AIM: In the entries below, identify every line with the string "Worksheets" and copy it.

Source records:
========================================

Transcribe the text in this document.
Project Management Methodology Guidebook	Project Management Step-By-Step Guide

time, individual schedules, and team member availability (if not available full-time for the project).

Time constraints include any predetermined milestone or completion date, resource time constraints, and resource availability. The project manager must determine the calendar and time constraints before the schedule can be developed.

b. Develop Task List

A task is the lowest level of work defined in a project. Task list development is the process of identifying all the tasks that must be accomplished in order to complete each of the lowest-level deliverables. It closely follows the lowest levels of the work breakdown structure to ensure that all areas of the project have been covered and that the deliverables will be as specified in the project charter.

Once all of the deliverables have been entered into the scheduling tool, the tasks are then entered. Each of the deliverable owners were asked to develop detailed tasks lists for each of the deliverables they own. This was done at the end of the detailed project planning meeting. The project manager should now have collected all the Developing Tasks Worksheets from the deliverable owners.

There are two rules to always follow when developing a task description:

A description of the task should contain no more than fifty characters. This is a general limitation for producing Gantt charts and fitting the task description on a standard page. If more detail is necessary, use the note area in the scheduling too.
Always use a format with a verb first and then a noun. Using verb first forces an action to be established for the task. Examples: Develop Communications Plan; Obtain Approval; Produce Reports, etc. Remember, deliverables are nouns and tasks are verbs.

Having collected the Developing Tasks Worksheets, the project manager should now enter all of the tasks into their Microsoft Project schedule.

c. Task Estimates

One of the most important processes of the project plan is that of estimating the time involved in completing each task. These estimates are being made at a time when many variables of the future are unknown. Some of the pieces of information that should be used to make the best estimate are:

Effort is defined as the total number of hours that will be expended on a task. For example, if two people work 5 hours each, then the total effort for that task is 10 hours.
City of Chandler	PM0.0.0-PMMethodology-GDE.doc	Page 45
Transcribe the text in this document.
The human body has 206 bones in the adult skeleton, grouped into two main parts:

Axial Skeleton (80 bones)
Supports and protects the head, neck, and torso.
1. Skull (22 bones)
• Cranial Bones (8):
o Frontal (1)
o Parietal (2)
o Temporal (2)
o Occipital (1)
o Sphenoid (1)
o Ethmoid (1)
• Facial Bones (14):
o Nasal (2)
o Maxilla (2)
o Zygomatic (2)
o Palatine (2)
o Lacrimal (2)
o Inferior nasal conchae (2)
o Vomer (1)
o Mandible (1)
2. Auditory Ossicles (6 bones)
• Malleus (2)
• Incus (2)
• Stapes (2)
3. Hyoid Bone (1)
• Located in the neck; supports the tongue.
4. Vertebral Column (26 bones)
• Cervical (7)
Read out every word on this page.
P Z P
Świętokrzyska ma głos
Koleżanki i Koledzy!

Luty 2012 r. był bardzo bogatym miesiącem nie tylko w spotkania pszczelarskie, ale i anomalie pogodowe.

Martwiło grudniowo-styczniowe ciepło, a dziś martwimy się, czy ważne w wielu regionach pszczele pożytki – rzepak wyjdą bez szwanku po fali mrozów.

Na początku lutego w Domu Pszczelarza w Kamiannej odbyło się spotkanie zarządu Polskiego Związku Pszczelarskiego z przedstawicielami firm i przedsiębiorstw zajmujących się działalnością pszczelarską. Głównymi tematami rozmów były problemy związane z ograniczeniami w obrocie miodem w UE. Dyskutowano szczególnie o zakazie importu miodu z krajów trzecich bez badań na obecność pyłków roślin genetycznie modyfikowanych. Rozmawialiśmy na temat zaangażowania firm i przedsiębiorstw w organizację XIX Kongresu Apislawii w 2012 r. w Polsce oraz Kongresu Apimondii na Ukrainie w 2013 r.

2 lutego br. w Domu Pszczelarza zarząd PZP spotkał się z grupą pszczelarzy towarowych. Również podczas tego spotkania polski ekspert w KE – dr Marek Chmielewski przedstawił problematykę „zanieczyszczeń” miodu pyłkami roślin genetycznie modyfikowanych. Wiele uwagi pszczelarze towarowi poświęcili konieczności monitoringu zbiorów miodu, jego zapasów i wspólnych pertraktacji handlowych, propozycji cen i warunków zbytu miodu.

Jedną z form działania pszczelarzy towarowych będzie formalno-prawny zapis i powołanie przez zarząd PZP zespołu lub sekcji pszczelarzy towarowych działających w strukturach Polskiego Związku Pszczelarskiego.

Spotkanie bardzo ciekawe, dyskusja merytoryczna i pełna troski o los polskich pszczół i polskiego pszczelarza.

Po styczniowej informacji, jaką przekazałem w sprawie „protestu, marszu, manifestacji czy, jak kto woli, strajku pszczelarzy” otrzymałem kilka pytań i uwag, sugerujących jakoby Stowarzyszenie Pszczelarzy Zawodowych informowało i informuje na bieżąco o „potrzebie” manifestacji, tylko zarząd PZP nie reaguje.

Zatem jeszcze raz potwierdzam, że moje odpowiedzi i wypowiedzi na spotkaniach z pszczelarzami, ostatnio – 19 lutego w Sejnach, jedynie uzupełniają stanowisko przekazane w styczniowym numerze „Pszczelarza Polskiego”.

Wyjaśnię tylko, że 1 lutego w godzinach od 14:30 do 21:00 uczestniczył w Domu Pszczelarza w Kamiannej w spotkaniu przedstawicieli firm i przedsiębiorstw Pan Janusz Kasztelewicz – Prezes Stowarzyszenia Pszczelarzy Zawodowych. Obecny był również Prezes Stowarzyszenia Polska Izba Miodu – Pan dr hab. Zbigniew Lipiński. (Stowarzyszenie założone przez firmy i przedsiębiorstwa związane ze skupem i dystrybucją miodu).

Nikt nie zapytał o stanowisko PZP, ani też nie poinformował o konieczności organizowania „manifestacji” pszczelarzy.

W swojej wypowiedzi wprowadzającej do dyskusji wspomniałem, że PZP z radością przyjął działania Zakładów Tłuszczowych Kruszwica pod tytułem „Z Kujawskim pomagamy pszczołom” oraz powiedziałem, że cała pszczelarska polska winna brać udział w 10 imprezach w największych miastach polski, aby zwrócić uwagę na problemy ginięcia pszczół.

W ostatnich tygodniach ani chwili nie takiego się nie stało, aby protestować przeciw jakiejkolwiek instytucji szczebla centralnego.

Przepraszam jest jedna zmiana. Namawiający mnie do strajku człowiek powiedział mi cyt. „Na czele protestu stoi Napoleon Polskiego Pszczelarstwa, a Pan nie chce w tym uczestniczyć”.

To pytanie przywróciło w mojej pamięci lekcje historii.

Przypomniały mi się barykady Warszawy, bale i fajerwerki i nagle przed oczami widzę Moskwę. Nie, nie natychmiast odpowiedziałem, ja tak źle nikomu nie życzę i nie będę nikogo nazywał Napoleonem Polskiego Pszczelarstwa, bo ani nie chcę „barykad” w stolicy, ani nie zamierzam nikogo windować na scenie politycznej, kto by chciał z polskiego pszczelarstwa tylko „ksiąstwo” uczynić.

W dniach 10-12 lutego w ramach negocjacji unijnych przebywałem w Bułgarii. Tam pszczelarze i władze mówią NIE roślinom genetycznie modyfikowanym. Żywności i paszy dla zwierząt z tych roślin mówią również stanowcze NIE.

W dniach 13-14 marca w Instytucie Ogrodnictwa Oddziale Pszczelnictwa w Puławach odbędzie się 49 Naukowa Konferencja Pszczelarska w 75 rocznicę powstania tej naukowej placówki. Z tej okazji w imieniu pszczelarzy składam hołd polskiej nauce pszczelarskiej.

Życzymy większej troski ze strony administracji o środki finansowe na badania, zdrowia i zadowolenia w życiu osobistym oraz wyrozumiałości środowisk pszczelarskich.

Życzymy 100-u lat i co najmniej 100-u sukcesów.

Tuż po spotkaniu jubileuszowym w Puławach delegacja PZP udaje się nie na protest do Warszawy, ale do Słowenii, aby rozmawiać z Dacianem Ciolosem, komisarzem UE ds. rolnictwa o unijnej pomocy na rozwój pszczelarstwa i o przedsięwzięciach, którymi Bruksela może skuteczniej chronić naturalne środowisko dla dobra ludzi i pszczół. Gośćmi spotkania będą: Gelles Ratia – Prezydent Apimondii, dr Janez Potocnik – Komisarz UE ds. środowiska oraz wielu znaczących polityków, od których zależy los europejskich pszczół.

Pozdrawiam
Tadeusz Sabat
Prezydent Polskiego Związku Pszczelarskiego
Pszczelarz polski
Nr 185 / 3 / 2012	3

========================================

WORKED ANSWER:
Once all of the deliverables have been entered into the scheduling tool, the tasks are then entered. Each of the deliverable owners were asked to develop detailed tasks lists for each of the deliverables they own. This was done at the end of the detailed project planning meeting. The project manager should now have collected all the Developing Tasks Worksheets from the deliverable owners.
Having collected the Developing Tasks Worksheets, the project manager should now enter all of the tasks into their Microsoft Project schedule.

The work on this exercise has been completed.